▶ _REQUEST_
Copy each line of the material below that includes the string "nature".

-------------------------

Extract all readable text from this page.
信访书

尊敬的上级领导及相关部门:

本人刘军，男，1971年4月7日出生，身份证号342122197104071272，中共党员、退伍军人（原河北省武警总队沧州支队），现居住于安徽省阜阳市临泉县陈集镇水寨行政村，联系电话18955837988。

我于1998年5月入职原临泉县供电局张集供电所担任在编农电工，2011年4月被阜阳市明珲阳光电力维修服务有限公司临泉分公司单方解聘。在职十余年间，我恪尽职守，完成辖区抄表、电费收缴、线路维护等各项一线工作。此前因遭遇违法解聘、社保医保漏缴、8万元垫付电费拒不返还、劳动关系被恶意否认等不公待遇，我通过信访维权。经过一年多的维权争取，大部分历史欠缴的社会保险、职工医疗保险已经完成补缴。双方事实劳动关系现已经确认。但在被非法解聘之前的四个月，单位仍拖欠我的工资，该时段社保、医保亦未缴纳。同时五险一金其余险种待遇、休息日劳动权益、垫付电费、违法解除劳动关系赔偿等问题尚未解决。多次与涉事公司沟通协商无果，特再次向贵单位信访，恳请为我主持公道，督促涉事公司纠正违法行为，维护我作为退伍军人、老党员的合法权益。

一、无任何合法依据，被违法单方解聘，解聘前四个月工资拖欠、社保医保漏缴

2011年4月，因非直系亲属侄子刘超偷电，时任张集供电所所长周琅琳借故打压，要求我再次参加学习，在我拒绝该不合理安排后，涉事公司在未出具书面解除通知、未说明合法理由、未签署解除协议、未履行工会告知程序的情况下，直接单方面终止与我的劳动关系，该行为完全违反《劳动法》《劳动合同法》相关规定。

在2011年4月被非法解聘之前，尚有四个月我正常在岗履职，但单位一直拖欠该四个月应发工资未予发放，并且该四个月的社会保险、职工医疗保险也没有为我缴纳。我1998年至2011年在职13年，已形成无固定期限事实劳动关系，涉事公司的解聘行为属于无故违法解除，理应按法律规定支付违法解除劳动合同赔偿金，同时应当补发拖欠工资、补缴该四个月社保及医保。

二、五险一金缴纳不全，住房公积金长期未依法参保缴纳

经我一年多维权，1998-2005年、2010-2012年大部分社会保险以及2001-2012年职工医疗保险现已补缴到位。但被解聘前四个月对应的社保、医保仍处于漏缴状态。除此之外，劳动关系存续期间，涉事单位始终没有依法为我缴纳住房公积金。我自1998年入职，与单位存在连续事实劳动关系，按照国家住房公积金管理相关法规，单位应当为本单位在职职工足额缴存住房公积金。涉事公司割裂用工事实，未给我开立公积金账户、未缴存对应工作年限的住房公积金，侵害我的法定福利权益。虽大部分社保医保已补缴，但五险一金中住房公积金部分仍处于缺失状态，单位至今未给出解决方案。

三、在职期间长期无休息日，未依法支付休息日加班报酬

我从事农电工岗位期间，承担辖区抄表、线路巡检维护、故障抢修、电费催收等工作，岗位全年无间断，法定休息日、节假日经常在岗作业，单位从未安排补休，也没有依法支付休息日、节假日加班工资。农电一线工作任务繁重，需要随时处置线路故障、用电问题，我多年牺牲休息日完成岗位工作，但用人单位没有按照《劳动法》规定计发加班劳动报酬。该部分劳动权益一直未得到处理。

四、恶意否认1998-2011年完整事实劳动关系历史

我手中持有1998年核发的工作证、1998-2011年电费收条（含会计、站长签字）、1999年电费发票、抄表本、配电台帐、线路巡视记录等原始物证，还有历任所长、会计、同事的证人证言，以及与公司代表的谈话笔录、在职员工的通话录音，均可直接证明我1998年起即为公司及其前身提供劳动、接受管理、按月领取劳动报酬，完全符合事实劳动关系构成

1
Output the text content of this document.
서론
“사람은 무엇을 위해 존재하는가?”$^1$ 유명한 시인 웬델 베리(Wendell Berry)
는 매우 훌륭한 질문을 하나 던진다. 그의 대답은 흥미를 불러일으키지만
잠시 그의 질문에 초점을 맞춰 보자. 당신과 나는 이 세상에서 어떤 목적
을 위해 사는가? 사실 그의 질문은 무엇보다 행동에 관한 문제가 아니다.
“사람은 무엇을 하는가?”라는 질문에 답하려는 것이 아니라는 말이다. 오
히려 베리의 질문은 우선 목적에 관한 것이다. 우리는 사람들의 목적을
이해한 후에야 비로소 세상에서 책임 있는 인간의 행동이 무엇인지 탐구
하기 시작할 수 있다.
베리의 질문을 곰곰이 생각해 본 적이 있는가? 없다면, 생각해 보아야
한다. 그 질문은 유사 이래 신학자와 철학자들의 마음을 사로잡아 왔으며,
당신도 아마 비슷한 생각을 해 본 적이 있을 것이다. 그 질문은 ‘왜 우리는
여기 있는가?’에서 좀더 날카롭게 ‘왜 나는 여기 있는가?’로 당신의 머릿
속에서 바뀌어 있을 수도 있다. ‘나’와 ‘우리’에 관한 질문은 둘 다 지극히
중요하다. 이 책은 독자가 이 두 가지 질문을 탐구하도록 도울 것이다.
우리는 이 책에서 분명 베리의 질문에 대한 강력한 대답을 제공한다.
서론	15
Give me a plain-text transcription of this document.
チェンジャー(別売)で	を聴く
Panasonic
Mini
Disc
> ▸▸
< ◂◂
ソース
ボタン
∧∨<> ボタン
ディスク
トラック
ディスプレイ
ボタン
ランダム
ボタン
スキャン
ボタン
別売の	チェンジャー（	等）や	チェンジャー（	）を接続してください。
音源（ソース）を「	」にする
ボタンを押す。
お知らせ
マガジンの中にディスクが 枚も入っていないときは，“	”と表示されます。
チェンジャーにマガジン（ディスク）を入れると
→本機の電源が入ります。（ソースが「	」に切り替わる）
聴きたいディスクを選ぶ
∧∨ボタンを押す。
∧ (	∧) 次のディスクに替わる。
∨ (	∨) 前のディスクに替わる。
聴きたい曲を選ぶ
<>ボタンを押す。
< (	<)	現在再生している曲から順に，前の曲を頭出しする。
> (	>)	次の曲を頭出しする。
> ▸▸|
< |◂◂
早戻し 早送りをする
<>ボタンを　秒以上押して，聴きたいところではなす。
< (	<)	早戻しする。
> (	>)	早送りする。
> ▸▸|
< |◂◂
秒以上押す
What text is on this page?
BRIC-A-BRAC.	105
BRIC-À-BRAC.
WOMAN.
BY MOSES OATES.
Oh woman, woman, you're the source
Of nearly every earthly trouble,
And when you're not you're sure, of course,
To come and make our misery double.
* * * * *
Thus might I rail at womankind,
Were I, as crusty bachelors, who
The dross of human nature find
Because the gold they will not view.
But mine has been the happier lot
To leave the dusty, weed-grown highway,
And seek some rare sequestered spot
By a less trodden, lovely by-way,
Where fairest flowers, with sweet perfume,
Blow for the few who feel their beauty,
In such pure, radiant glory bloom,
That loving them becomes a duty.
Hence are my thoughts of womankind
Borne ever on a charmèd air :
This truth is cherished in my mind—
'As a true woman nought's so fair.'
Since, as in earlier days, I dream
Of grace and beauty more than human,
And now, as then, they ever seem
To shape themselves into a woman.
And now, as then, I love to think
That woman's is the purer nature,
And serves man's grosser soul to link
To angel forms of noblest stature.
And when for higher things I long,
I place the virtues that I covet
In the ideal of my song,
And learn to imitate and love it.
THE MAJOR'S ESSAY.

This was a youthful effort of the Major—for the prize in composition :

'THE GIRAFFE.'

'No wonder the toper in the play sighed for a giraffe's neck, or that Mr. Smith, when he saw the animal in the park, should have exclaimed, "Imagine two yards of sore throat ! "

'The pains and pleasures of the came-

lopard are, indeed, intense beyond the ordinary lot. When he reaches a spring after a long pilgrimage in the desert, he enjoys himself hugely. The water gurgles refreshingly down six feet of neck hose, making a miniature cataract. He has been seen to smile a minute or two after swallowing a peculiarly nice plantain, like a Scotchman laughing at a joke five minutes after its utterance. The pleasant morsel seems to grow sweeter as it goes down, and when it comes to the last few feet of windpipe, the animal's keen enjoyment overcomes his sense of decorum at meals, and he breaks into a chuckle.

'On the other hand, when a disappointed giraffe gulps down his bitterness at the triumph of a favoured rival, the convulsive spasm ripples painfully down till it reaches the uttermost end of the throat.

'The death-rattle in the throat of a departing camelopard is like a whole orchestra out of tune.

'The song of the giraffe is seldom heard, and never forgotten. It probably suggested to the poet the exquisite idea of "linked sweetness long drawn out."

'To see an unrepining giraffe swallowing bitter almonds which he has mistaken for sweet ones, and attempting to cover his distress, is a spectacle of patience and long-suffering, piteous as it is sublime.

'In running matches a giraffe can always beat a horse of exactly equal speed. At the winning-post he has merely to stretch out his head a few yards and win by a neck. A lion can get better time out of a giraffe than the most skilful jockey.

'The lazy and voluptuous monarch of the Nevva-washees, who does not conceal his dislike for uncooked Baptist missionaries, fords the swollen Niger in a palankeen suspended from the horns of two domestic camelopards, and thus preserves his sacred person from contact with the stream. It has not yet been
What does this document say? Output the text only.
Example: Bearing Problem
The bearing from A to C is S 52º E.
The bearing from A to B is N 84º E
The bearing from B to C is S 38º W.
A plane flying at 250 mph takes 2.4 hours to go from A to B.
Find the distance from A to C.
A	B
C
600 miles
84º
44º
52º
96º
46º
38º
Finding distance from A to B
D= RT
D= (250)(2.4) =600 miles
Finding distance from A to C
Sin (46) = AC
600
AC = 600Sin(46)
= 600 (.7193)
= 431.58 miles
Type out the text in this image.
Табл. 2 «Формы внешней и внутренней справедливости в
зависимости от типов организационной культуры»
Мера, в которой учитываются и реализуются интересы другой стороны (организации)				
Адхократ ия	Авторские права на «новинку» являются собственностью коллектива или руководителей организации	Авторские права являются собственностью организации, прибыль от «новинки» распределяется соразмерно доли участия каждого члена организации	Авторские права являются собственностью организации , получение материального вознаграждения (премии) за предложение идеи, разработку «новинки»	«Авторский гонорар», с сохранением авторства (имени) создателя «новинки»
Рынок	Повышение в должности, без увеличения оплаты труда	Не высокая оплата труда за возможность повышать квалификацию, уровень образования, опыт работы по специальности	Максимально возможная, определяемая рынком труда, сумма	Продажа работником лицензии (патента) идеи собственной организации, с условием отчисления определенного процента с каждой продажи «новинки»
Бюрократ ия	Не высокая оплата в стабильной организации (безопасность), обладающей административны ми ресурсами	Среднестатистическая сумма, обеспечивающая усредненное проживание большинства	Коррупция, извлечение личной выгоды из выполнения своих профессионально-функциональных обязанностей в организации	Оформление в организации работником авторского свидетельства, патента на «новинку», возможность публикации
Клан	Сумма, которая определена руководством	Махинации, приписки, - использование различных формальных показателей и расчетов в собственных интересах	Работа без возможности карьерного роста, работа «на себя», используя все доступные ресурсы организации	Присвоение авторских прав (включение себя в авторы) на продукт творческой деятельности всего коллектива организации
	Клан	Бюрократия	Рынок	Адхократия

-------------------------

▶ _FINISHED TASK_
The dross of human nature find
That woman's is the purer nature,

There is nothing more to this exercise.